● **Prompt**
Leave the pictures out. Return all other data exactly.
#####
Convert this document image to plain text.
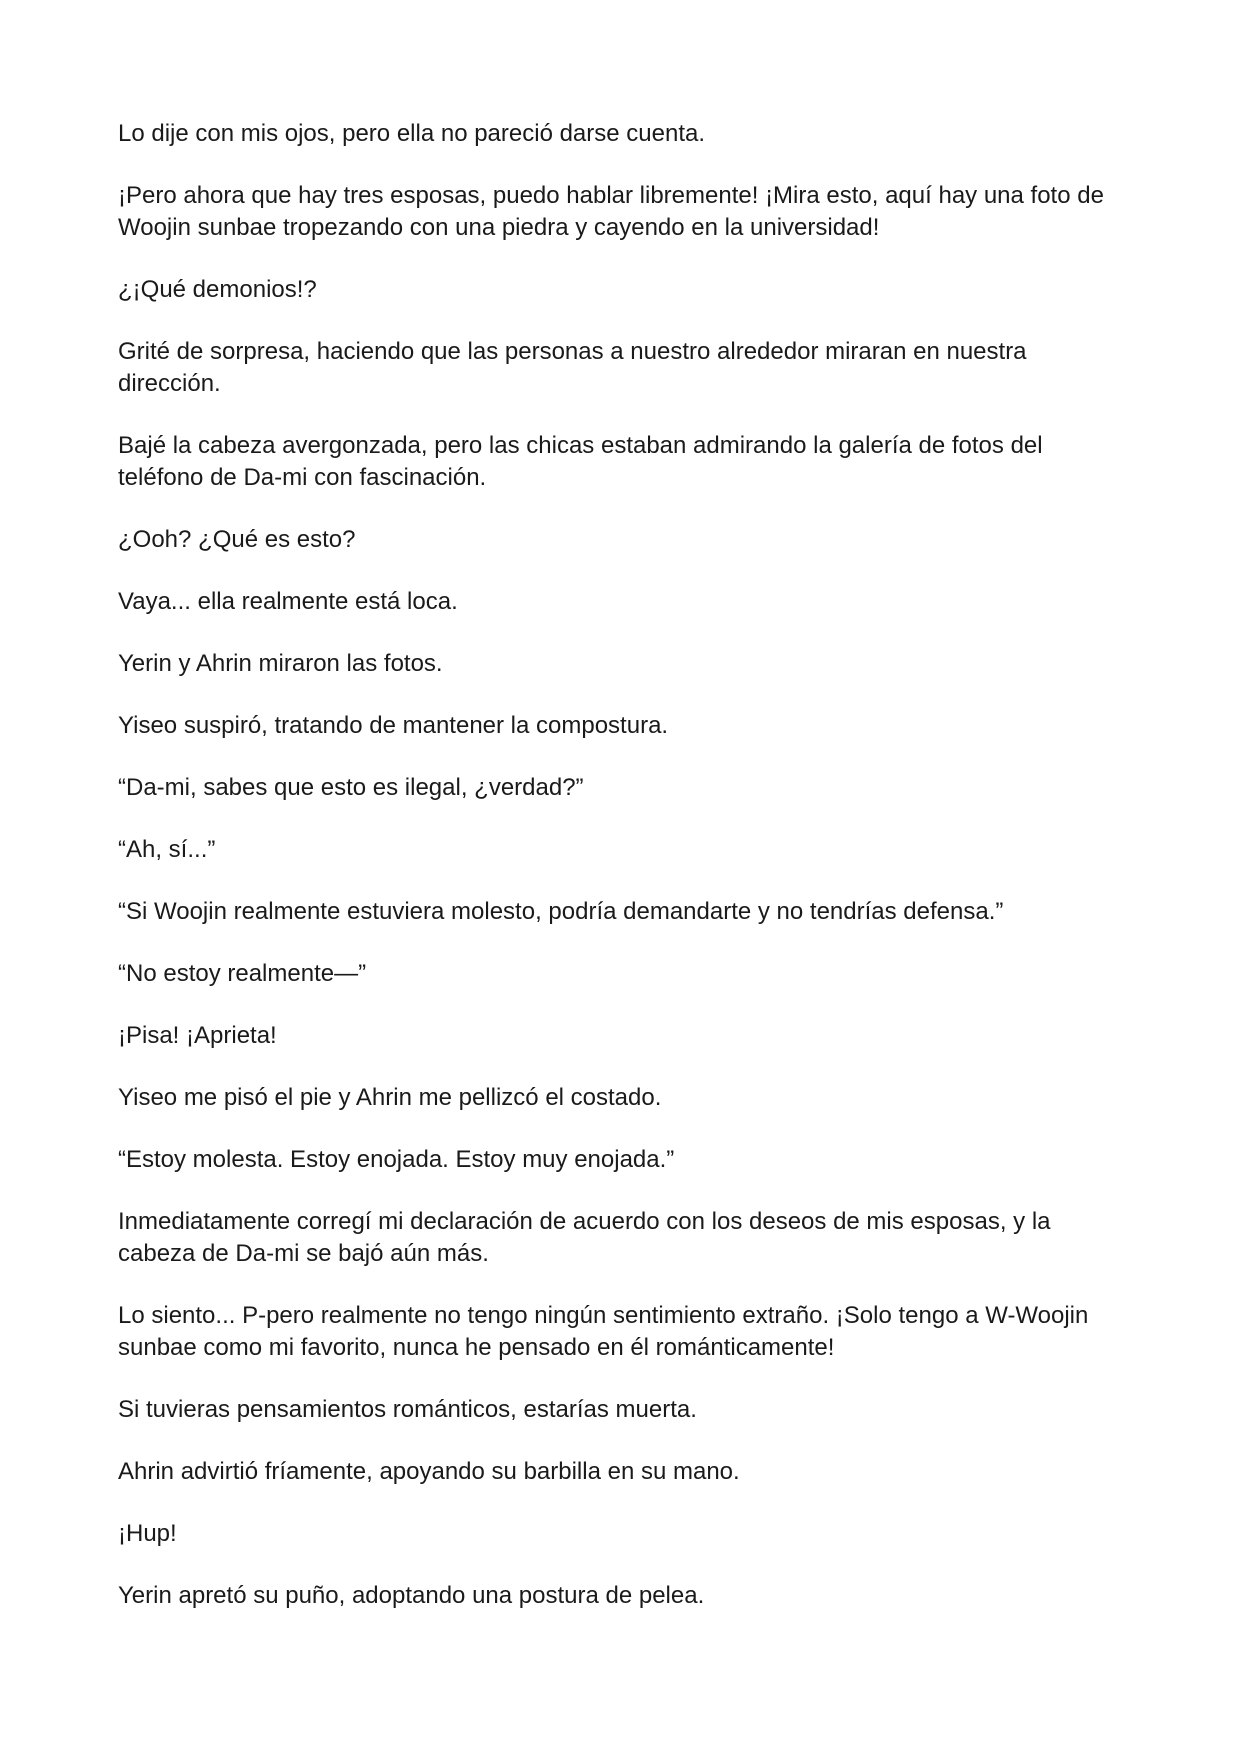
Lo dije con mis ojos, pero ella no pareció darse cuenta.

¡Pero ahora que hay tres esposas, puedo hablar libremente! ¡Mira esto, aquí hay una foto de Woojin sunbae tropezando con una piedra y cayendo en la universidad!

¿¡Qué demonios!?

Grité de sorpresa, haciendo que las personas a nuestro alrededor miraran en nuestra dirección.

Bajé la cabeza avergonzada, pero las chicas estaban admirando la galería de fotos del teléfono de Da-mi con fascinación.

¿Ooh? ¿Qué es esto?

Vaya... ella realmente está loca.

Yerin y Ahrin miraron las fotos.

Yiseo suspiró, tratando de mantener la compostura.

“Da-mi, sabes que esto es ilegal, ¿verdad?”

“Ah, sí...”

“Si Woojin realmente estuviera molesto, podría demandarte y no tendrías defensa.”

“No estoy realmente—”

¡Pisa! ¡Aprieta!

Yiseo me pisó el pie y Ahrin me pellizcó el costado.

“Estoy molesta. Estoy enojada. Estoy muy enojada.”

Inmediatamente corregí mi declaración de acuerdo con los deseos de mis esposas, y la cabeza de Da-mi se bajó aún más.

Lo siento... P-pero realmente no tengo ningún sentimiento extraño. ¡Solo tengo a W-Woojin sunbae como mi favorito, nunca he pensado en él románticamente!

Si tuvieras pensamientos románticos, estarías muerta.

Ahrin advirtió fríamente, apoyando su barbilla en su mano.

¡Hup!

Yerin apretó su puño, adoptando una postura de pelea.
#####
● **Problem solution**
Convert this document image to plain text.
Lo dije con mis ojos, pero ella no pareció darse cuenta.

¡Pero ahora que hay tres esposas, puedo hablar libremente! ¡Mira esto, aquí hay una foto de Woojin sunbae tropezando con una piedra y cayendo en la universidad!

¿¡Qué demonios!?

Grité de sorpresa, haciendo que las personas a nuestro alrededor miraran en nuestra dirección.

Bajé la cabeza avergonzada, pero las chicas estaban admirando la galería de fotos del teléfono de Da-mi con fascinación.

¿Ooh? ¿Qué es esto?

Vaya... ella realmente está loca.

Yerin y Ahrin miraron las fotos.

Yiseo suspiró, tratando de mantener la compostura.

“Da-mi, sabes que esto es ilegal, ¿verdad?”

“Ah, sí...”

“Si Woojin realmente estuviera molesto, podría demandarte y no tendrías defensa.”

“No estoy realmente—”

¡Pisa! ¡Aprieta!

Yiseo me pisó el pie y Ahrin me pellizcó el costado.

“Estoy molesta. Estoy enojada. Estoy muy enojada.”

Inmediatamente corregí mi declaración de acuerdo con los deseos de mis esposas, y la cabeza de Da-mi se bajó aún más.

Lo siento... P-pero realmente no tengo ningún sentimiento extraño. ¡Solo tengo a W-Woojin sunbae como mi favorito, nunca he pensado en él románticamente!

Si tuvieras pensamientos románticos, estarías muerta.

Ahrin advirtió fríamente, apoyando su barbilla en su mano.

¡Hup!

Yerin apretó su puño, adoptando una postura de pelea.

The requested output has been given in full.